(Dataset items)
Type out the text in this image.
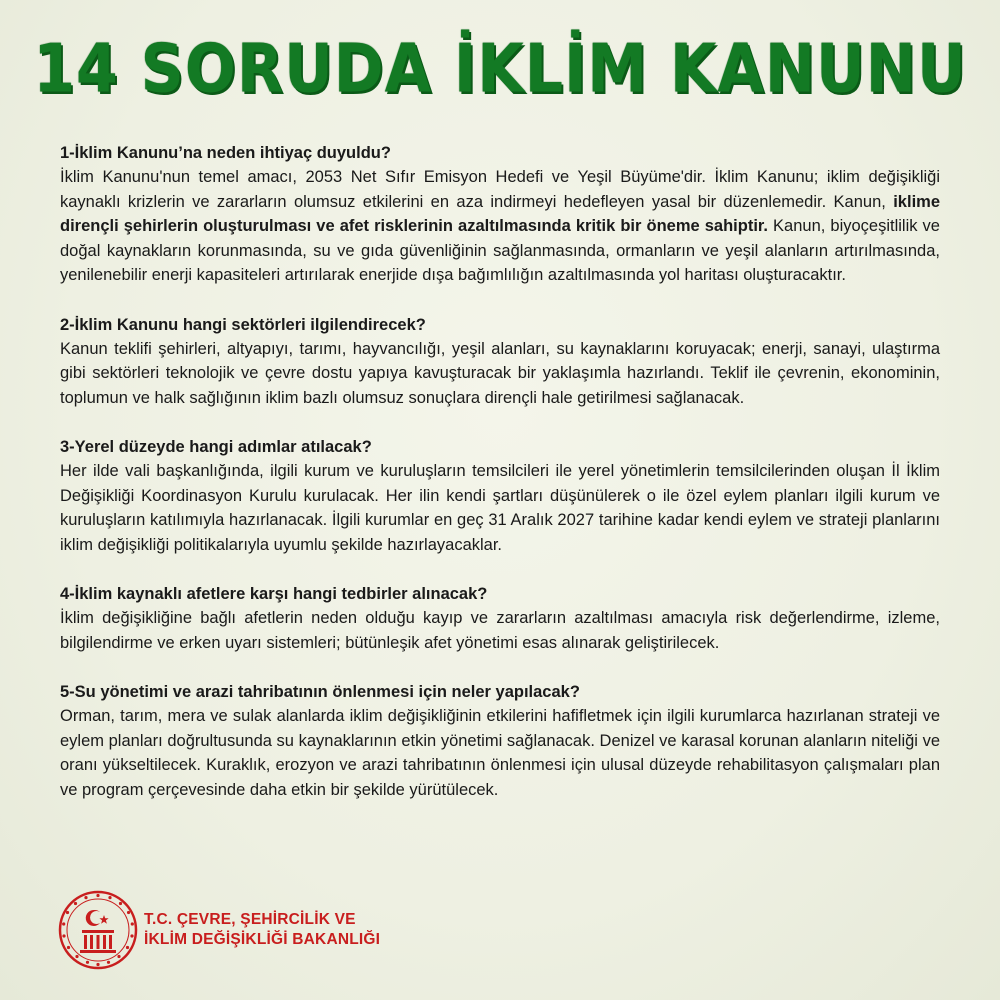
14 SORUDA İKLİM KANUNU

1-İklim Kanunu’na neden ihtiyaç duyuldu?

İklim Kanunu'nun temel amacı, 2053 Net Sıfır Emisyon Hedefi ve Yeşil Büyüme'dir. İklim Kanunu; iklim değişikliği kaynaklı krizlerin ve zararların olumsuz etkilerini en aza indirmeyi hedefleyen yasal bir düzenlemedir. Kanun, iklime dirençli şehirlerin oluşturulması ve afet risklerinin azaltılmasında kritik bir öneme sahiptir. Kanun, biyoçeşitlilik ve doğal kaynakların korunmasında, su ve gıda güvenliğinin sağlanmasında, ormanların ve yeşil alanların artırılmasında, yenilenebilir enerji kapasiteleri artırılarak enerjide dışa bağımlılığın azaltılmasında yol haritası oluşturacaktır.

2-İklim Kanunu hangi sektörleri ilgilendirecek?

Kanun teklifi şehirleri, altyapıyı, tarımı, hayvancılığı, yeşil alanları, su kaynaklarını koruyacak; enerji, sanayi, ulaştırma gibi sektörleri teknolojik ve çevre dostu yapıya kavuşturacak bir yaklaşımla hazırlandı. Teklif ile çevrenin, ekonominin, toplumun ve halk sağlığının iklim bazlı olumsuz sonuçlara dirençli hale getirilmesi sağlanacak.

3-Yerel düzeyde hangi adımlar atılacak?

Her ilde vali başkanlığında, ilgili kurum ve kuruluşların temsilcileri ile yerel yönetimlerin temsilcilerinden oluşan İl İklim Değişikliği Koordinasyon Kurulu kurulacak. Her ilin kendi şartları düşünülerek o ile özel eylem planları ilgili kurum ve kuruluşların katılımıyla hazırlanacak. İlgili kurumlar en geç 31 Aralık 2027 tarihine kadar kendi eylem ve strateji planlarını iklim değişikliği politikalarıyla uyumlu şekilde hazırlayacaklar.

4-İklim kaynaklı afetlere karşı hangi tedbirler alınacak?

İklim değişikliğine bağlı afetlerin neden olduğu kayıp ve zararların azaltılması amacıyla risk değerlendirme, izleme, bilgilendirme ve erken uyarı sistemleri; bütünleşik afet yönetimi esas alınarak geliştirilecek.

5-Su yönetimi ve arazi tahribatının önlenmesi için neler yapılacak?

Orman, tarım, mera ve sulak alanlarda iklim değişikliğinin etkilerini hafifletmek için ilgili kurumlarca hazırlanan strateji ve eylem planları doğrultusunda su kaynaklarının etkin yönetimi sağlanacak. Denizel ve karasal korunan alanların niteliği ve oranı yükseltilecek. Kuraklık, erozyon ve arazi tahribatının önlenmesi için ulusal düzeyde rehabilitasyon çalışmaları plan ve program çerçevesinde daha etkin bir şekilde yürütülecek.

T.C. ÇEVRE, ŞEHİRCİLİK VE
İKLİM DEĞİŞİKLİĞİ BAKANLIĞI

Task brief ▸
Gather every line from the listing above in which "için" appears, and copy those lines.

The answer ▸
5-Su yönetimi ve arazi tahribatının önlenmesi için neler yapılacak?
Orman, tarım, mera ve sulak alanlarda iklim değişikliğinin etkilerini hafifletmek için ilgili kurumlarca hazırlanan strateji ve eylem planları doğrultusunda su kaynaklarının etkin yönetimi sağlanacak. Denizel ve karasal korunan alanların niteliği ve oranı yükseltilecek. Kuraklık, erozyon ve arazi tahribatının önlenmesi için ulusal düzeyde rehabilitasyon çalışmaları plan ve program çerçevesinde daha etkin bir şekilde yürütülecek.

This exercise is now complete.